Supplied data.
◆ ◆ ◆ ◆

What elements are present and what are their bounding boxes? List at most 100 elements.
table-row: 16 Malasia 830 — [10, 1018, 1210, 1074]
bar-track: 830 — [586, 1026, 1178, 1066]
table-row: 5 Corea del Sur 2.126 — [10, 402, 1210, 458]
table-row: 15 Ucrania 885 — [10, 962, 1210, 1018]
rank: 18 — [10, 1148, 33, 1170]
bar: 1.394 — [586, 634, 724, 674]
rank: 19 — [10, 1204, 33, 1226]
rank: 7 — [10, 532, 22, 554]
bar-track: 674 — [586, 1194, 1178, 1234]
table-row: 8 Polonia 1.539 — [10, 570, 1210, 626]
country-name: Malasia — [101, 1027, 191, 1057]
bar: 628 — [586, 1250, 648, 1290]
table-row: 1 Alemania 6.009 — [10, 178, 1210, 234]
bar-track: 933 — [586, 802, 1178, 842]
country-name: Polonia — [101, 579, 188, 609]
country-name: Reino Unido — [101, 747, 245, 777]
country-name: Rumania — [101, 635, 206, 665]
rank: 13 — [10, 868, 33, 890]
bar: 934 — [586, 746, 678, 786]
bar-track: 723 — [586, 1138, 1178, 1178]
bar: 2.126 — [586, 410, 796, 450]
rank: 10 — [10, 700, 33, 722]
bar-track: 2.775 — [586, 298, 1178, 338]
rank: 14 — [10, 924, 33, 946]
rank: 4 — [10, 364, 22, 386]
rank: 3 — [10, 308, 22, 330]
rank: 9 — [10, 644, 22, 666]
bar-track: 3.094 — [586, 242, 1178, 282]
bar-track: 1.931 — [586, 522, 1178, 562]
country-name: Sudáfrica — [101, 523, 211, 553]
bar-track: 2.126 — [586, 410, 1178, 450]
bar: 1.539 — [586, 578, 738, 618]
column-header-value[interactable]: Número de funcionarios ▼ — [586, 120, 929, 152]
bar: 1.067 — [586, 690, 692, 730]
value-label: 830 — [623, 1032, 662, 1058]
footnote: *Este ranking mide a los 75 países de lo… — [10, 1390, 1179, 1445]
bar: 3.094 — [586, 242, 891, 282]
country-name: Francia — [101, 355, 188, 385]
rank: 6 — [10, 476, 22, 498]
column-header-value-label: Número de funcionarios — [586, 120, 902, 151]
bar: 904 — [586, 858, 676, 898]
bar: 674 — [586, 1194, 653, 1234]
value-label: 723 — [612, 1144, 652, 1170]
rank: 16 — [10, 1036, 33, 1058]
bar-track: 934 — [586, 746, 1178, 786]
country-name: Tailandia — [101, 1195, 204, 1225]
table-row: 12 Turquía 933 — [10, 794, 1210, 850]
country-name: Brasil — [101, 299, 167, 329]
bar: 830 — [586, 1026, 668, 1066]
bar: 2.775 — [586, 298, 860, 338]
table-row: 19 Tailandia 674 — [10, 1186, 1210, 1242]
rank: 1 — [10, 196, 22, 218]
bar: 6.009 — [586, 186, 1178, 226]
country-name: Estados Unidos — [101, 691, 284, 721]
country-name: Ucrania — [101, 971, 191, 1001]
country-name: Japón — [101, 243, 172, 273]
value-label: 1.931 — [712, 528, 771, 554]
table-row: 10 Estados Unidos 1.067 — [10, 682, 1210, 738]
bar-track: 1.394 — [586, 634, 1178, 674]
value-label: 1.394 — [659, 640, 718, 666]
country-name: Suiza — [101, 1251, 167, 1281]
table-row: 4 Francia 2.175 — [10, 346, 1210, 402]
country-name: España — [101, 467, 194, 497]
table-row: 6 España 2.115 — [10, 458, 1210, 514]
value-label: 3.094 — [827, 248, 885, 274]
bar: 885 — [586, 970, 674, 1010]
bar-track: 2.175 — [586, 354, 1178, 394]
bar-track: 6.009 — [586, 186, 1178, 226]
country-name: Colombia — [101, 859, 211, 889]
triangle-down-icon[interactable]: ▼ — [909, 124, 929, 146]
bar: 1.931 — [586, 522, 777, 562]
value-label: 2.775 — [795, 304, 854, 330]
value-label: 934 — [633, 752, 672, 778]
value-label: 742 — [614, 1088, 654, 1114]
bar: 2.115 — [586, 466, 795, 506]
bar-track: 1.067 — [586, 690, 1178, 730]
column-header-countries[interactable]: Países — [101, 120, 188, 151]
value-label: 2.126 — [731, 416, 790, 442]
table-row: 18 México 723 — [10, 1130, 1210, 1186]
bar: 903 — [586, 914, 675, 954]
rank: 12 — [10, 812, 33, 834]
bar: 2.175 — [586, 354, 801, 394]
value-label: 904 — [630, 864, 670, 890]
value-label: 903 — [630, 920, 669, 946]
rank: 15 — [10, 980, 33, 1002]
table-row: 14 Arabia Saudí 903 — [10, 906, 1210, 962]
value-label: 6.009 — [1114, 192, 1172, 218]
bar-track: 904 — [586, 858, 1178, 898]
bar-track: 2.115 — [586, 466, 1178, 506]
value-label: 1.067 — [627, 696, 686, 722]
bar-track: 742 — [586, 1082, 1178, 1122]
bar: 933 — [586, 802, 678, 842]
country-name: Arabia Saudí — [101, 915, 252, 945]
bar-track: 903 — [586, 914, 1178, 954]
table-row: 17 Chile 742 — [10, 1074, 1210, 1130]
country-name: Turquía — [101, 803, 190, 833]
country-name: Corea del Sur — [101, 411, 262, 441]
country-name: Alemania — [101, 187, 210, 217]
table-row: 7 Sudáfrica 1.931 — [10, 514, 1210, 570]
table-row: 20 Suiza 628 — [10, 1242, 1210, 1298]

◆ ◆ ◆ ◆

Written problem. Render the entries as a JSON list of strings, with one string per line and blank lines omitted. Begin at the first line of the entries and stop after the line that contains "bar: 628 — [586, 1250, 648, 1290]", including both of these lines.

Response to this task.
[
  "What elements are present and what are their bounding boxes? List at most 100 elements.",
  "table-row: 16 Malasia 830 — [10, 1018, 1210, 1074]",
  "bar-track: 830 — [586, 1026, 1178, 1066]",
  "table-row: 5 Corea del Sur 2.126 — [10, 402, 1210, 458]",
  "table-row: 15 Ucrania 885 — [10, 962, 1210, 1018]",
  "rank: 18 — [10, 1148, 33, 1170]",
  "bar: 1.394 — [586, 634, 724, 674]",
  "rank: 19 — [10, 1204, 33, 1226]",
  "rank: 7 — [10, 532, 22, 554]",
  "bar-track: 674 — [586, 1194, 1178, 1234]",
  "table-row: 8 Polonia 1.539 — [10, 570, 1210, 626]",
  "country-name: Malasia — [101, 1027, 191, 1057]",
  "bar: 628 — [586, 1250, 648, 1290]"
]